Find every line of the listing below where "copula" appears, and copy it.
***** PROVIDED ENTRIES
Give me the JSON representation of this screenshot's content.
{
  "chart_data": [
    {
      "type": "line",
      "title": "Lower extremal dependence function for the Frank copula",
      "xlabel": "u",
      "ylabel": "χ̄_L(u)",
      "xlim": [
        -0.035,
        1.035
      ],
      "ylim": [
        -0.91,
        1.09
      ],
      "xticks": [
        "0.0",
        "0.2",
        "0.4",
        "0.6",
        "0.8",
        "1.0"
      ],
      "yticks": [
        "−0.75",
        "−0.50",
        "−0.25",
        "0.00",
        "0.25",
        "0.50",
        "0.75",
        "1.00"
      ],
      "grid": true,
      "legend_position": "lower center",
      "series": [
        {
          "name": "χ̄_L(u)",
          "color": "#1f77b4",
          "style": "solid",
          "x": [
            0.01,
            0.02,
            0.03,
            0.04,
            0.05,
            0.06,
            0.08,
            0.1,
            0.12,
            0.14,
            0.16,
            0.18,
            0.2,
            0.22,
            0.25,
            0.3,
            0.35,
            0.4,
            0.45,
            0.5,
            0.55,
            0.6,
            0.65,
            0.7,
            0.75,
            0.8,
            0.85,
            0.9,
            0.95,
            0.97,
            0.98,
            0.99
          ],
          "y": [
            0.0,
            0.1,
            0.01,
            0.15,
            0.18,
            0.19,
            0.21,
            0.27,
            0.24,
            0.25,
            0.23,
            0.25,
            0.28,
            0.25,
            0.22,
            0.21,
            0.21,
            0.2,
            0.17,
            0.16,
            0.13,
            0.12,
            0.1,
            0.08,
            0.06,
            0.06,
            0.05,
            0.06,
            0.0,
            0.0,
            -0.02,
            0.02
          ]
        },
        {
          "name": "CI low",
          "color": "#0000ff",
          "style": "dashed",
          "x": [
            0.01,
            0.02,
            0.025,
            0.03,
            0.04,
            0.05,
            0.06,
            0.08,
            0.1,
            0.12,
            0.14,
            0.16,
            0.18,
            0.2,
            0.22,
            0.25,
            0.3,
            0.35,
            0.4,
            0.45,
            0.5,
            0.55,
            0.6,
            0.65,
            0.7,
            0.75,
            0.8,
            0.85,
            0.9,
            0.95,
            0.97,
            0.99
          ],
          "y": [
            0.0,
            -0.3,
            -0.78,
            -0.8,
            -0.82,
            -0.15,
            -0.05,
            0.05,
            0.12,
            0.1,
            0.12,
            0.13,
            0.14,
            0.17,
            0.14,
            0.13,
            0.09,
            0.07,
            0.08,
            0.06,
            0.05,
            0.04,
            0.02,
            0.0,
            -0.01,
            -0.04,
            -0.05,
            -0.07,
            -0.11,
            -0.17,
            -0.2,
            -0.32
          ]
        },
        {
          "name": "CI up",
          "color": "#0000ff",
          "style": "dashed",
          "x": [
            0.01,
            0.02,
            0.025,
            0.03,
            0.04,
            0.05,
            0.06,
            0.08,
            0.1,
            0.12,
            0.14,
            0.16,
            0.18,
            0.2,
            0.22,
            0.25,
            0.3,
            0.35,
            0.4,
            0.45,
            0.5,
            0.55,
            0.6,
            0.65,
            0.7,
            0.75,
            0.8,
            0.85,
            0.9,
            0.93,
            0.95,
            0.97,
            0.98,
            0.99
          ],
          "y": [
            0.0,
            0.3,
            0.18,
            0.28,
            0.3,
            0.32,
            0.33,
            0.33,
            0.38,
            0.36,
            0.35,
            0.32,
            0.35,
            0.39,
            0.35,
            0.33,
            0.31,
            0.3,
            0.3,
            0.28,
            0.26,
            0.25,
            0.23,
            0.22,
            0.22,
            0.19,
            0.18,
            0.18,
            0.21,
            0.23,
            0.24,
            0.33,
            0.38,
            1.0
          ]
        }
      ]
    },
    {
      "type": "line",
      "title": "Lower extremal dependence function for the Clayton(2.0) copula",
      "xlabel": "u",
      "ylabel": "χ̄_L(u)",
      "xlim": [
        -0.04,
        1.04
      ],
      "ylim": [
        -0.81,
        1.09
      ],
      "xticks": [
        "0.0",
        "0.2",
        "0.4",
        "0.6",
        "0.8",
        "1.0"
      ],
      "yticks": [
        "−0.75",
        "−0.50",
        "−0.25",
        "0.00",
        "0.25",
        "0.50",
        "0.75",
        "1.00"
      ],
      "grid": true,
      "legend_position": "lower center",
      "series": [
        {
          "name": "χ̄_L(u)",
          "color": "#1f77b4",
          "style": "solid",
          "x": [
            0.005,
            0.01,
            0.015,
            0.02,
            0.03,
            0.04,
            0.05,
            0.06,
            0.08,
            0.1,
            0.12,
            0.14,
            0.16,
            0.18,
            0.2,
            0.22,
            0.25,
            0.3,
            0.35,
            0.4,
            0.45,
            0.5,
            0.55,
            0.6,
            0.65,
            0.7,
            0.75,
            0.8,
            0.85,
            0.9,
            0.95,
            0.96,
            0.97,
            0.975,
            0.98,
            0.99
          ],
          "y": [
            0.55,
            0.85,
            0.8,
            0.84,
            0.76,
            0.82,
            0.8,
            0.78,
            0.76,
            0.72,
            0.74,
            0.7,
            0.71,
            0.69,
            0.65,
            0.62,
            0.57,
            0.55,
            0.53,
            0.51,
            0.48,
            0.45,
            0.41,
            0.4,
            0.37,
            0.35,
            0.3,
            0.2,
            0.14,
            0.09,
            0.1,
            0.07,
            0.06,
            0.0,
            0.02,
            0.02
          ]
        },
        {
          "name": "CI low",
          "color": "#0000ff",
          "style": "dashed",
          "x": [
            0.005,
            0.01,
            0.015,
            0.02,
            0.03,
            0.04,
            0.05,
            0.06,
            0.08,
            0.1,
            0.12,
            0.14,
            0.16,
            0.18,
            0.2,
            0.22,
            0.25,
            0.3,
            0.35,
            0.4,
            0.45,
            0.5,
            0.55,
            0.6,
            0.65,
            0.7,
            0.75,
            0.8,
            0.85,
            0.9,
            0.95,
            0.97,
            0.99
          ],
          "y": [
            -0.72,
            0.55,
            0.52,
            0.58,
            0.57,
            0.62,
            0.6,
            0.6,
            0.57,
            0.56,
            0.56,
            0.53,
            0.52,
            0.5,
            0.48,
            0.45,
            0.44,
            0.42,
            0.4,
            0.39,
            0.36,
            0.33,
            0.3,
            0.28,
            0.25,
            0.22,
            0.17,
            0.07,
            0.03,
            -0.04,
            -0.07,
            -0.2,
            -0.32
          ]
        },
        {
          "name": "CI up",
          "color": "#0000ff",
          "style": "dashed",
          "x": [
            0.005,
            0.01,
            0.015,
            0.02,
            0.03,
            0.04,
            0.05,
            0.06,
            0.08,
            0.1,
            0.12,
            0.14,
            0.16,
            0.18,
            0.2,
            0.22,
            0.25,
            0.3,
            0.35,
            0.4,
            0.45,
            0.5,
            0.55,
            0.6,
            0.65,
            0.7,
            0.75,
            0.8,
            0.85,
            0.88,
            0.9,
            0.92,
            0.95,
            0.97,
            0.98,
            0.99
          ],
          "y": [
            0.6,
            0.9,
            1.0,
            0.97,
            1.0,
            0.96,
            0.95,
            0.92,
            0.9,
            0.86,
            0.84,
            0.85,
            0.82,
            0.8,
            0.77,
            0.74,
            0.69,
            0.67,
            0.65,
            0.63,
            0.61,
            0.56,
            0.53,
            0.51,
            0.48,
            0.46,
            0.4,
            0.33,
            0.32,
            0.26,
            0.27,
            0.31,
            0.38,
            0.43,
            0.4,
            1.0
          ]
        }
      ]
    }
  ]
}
**********
(WRITTEN RESPONSE):
      "title": "Lower extremal dependence function for the Frank copula",
      "title": "Lower extremal dependence function for the Clayton(2.0) copula",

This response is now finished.